Exactly reproduce the lines from the one holding "Transcribe the text in this document." through the final line of the listing below, with both ends included and nothing else.

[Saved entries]

-*-*-

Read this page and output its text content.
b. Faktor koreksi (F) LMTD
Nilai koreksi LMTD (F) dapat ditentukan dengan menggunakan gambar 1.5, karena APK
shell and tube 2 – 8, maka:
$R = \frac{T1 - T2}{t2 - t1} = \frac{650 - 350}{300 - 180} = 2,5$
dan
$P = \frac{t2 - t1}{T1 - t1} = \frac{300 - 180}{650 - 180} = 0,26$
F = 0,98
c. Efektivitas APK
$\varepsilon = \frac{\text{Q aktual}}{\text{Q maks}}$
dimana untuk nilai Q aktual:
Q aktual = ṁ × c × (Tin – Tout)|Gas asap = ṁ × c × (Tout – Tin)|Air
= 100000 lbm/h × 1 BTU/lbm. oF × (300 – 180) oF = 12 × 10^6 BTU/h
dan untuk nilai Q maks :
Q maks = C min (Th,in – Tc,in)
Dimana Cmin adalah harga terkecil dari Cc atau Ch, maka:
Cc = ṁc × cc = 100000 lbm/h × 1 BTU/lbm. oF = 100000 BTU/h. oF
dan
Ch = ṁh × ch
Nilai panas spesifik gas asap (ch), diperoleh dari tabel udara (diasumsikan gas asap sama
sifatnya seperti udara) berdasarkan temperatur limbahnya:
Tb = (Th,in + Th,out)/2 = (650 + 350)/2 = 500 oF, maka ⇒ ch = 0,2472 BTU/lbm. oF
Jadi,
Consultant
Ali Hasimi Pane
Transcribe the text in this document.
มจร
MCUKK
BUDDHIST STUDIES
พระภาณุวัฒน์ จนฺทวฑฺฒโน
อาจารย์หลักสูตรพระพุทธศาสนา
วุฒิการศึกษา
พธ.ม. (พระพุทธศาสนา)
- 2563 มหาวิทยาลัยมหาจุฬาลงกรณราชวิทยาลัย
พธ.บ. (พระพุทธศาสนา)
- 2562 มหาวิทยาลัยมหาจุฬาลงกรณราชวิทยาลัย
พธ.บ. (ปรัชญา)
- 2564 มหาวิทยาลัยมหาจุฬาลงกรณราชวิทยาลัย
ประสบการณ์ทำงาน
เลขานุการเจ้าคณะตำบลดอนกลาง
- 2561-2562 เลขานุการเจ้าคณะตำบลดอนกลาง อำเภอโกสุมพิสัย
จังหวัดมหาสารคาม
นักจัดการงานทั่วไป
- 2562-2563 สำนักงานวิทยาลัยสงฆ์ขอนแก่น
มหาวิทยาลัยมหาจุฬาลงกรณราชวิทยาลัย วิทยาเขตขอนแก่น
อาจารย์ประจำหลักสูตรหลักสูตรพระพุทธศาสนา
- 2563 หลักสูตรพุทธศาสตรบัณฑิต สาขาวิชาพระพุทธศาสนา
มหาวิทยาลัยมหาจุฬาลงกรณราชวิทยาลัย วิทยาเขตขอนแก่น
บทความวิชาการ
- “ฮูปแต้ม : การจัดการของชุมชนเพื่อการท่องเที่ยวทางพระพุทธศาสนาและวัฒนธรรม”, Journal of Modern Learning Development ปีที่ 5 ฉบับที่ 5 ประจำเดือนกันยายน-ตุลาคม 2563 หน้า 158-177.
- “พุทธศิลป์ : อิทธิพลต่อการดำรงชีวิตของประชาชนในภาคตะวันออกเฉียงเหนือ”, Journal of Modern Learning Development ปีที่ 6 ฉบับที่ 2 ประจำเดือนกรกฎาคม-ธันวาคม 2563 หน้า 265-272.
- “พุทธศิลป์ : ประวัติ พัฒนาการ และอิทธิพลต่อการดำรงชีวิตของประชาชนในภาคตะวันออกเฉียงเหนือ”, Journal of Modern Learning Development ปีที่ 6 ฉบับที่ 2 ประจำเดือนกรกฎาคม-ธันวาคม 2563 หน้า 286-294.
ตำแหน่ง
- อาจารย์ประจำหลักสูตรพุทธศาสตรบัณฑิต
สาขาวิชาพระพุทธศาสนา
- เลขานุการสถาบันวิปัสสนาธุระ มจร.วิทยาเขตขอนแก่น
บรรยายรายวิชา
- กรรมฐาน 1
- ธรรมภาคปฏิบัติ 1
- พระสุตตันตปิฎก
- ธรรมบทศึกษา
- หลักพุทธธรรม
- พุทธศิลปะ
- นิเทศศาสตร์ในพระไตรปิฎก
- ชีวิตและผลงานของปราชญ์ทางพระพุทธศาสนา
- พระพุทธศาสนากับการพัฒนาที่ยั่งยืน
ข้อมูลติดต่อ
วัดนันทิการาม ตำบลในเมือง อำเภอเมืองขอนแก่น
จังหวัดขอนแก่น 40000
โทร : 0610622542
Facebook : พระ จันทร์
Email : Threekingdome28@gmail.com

-*-*-

Response to the exercise
Transcribe the text in this document.
มจร
MCUKK
BUDDHIST STUDIES
พระภาณุวัฒน์ จนฺทวฑฺฒโน
อาจารย์หลักสูตรพระพุทธศาสนา
วุฒิการศึกษา
พธ.ม. (พระพุทธศาสนา)
- 2563 มหาวิทยาลัยมหาจุฬาลงกรณราชวิทยาลัย
พธ.บ. (พระพุทธศาสนา)
- 2562 มหาวิทยาลัยมหาจุฬาลงกรณราชวิทยาลัย
พธ.บ. (ปรัชญา)
- 2564 มหาวิทยาลัยมหาจุฬาลงกรณราชวิทยาลัย
ประสบการณ์ทำงาน
เลขานุการเจ้าคณะตำบลดอนกลาง
- 2561-2562 เลขานุการเจ้าคณะตำบลดอนกลาง อำเภอโกสุมพิสัย
จังหวัดมหาสารคาม
นักจัดการงานทั่วไป
- 2562-2563 สำนักงานวิทยาลัยสงฆ์ขอนแก่น
มหาวิทยาลัยมหาจุฬาลงกรณราชวิทยาลัย วิทยาเขตขอนแก่น
อาจารย์ประจำหลักสูตรหลักสูตรพระพุทธศาสนา
- 2563 หลักสูตรพุทธศาสตรบัณฑิต สาขาวิชาพระพุทธศาสนา
มหาวิทยาลัยมหาจุฬาลงกรณราชวิทยาลัย วิทยาเขตขอนแก่น
บทความวิชาการ
- “ฮูปแต้ม : การจัดการของชุมชนเพื่อการท่องเที่ยวทางพระพุทธศาสนาและวัฒนธรรม”, Journal of Modern Learning Development ปีที่ 5 ฉบับที่ 5 ประจำเดือนกันยายน-ตุลาคม 2563 หน้า 158-177.
- “พุทธศิลป์ : อิทธิพลต่อการดำรงชีวิตของประชาชนในภาคตะวันออกเฉียงเหนือ”, Journal of Modern Learning Development ปีที่ 6 ฉบับที่ 2 ประจำเดือนกรกฎาคม-ธันวาคม 2563 หน้า 265-272.
- “พุทธศิลป์ : ประวัติ พัฒนาการ และอิทธิพลต่อการดำรงชีวิตของประชาชนในภาคตะวันออกเฉียงเหนือ”, Journal of Modern Learning Development ปีที่ 6 ฉบับที่ 2 ประจำเดือนกรกฎาคม-ธันวาคม 2563 หน้า 286-294.
ตำแหน่ง
- อาจารย์ประจำหลักสูตรพุทธศาสตรบัณฑิต
สาขาวิชาพระพุทธศาสนา
- เลขานุการสถาบันวิปัสสนาธุระ มจร.วิทยาเขตขอนแก่น
บรรยายรายวิชา
- กรรมฐาน 1
- ธรรมภาคปฏิบัติ 1
- พระสุตตันตปิฎก
- ธรรมบทศึกษา
- หลักพุทธธรรม
- พุทธศิลปะ
- นิเทศศาสตร์ในพระไตรปิฎก
- ชีวิตและผลงานของปราชญ์ทางพระพุทธศาสนา
- พระพุทธศาสนากับการพัฒนาที่ยั่งยืน
ข้อมูลติดต่อ
วัดนันทิการาม ตำบลในเมือง อำเภอเมืองขอนแก่น
จังหวัดขอนแก่น 40000
โทร : 0610622542
Facebook : พระ จันทร์
Email : Threekingdome28@gmail.com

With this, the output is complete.